### GOAL OF THE EXERCISE
Output all the entries word for word. Omit the pictures.

### RECORD EXCERPTS
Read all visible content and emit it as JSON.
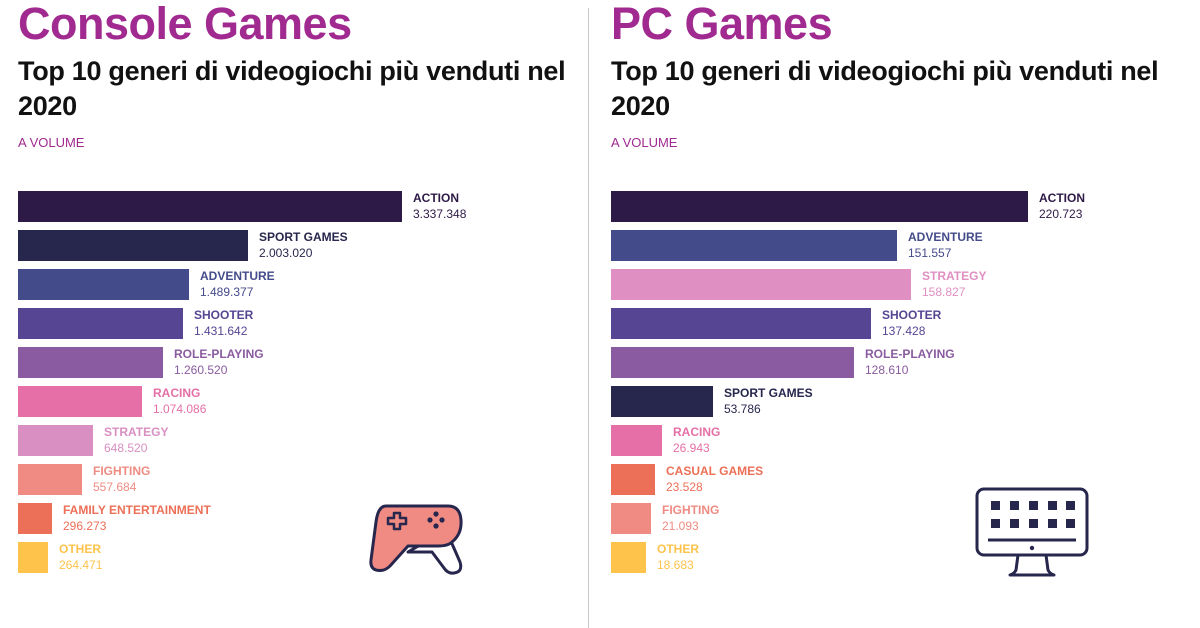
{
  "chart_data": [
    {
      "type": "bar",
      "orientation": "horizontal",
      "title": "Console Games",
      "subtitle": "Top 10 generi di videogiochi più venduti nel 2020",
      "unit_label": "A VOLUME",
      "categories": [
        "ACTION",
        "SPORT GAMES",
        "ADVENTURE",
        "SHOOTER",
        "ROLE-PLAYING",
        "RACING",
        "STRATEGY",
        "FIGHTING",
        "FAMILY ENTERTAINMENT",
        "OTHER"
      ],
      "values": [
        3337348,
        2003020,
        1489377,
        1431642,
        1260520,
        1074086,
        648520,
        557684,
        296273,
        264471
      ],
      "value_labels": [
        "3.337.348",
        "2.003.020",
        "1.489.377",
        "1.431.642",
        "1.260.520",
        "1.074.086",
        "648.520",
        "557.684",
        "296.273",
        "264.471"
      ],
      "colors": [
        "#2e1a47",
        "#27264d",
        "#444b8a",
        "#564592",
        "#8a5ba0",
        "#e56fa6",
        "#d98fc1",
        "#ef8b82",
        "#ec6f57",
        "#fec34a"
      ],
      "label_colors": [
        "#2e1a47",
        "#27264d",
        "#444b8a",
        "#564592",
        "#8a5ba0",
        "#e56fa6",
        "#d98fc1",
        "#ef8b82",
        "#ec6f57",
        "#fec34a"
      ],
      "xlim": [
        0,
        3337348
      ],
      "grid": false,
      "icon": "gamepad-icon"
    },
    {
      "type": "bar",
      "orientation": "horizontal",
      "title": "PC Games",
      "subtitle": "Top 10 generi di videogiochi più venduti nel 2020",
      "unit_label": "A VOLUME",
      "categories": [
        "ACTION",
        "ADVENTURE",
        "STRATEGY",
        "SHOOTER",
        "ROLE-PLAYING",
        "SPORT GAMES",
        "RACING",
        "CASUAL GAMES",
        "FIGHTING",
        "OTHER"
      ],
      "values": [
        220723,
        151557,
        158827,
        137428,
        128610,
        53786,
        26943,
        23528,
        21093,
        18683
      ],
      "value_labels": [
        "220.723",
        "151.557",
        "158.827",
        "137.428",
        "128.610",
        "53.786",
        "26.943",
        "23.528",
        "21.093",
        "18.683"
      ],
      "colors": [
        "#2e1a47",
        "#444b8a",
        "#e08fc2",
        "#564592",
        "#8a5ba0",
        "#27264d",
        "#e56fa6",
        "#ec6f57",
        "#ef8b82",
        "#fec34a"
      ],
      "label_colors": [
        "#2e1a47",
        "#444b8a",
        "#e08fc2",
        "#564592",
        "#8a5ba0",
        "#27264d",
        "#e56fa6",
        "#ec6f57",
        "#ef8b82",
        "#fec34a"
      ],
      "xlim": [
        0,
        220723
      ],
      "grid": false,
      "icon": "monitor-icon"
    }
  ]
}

### SOLVED PROBLEM
Read all visible content and emit it as JSON.
{
  "chart_data": [
    {
      "type": "bar",
      "orientation": "horizontal",
      "title": "Console Games",
      "subtitle": "Top 10 generi di videogiochi più venduti nel 2020",
      "unit_label": "A VOLUME",
      "categories": [
        "ACTION",
        "SPORT GAMES",
        "ADVENTURE",
        "SHOOTER",
        "ROLE-PLAYING",
        "RACING",
        "STRATEGY",
        "FIGHTING",
        "FAMILY ENTERTAINMENT",
        "OTHER"
      ],
      "values": [
        3337348,
        2003020,
        1489377,
        1431642,
        1260520,
        1074086,
        648520,
        557684,
        296273,
        264471
      ],
      "value_labels": [
        "3.337.348",
        "2.003.020",
        "1.489.377",
        "1.431.642",
        "1.260.520",
        "1.074.086",
        "648.520",
        "557.684",
        "296.273",
        "264.471"
      ],
      "colors": [
        "#2e1a47",
        "#27264d",
        "#444b8a",
        "#564592",
        "#8a5ba0",
        "#e56fa6",
        "#d98fc1",
        "#ef8b82",
        "#ec6f57",
        "#fec34a"
      ],
      "label_colors": [
        "#2e1a47",
        "#27264d",
        "#444b8a",
        "#564592",
        "#8a5ba0",
        "#e56fa6",
        "#d98fc1",
        "#ef8b82",
        "#ec6f57",
        "#fec34a"
      ],
      "xlim": [
        0,
        3337348
      ],
      "grid": false,
      "icon": "gamepad-icon"
    },
    {
      "type": "bar",
      "orientation": "horizontal",
      "title": "PC Games",
      "subtitle": "Top 10 generi di videogiochi più venduti nel 2020",
      "unit_label": "A VOLUME",
      "categories": [
        "ACTION",
        "ADVENTURE",
        "STRATEGY",
        "SHOOTER",
        "ROLE-PLAYING",
        "SPORT GAMES",
        "RACING",
        "CASUAL GAMES",
        "FIGHTING",
        "OTHER"
      ],
      "values": [
        220723,
        151557,
        158827,
        137428,
        128610,
        53786,
        26943,
        23528,
        21093,
        18683
      ],
      "value_labels": [
        "220.723",
        "151.557",
        "158.827",
        "137.428",
        "128.610",
        "53.786",
        "26.943",
        "23.528",
        "21.093",
        "18.683"
      ],
      "colors": [
        "#2e1a47",
        "#444b8a",
        "#e08fc2",
        "#564592",
        "#8a5ba0",
        "#27264d",
        "#e56fa6",
        "#ec6f57",
        "#ef8b82",
        "#fec34a"
      ],
      "label_colors": [
        "#2e1a47",
        "#444b8a",
        "#e08fc2",
        "#564592",
        "#8a5ba0",
        "#27264d",
        "#e56fa6",
        "#ec6f57",
        "#ef8b82",
        "#fec34a"
      ],
      "xlim": [
        0,
        220723
      ],
      "grid": false,
      "icon": "monitor-icon"
    }
  ]
}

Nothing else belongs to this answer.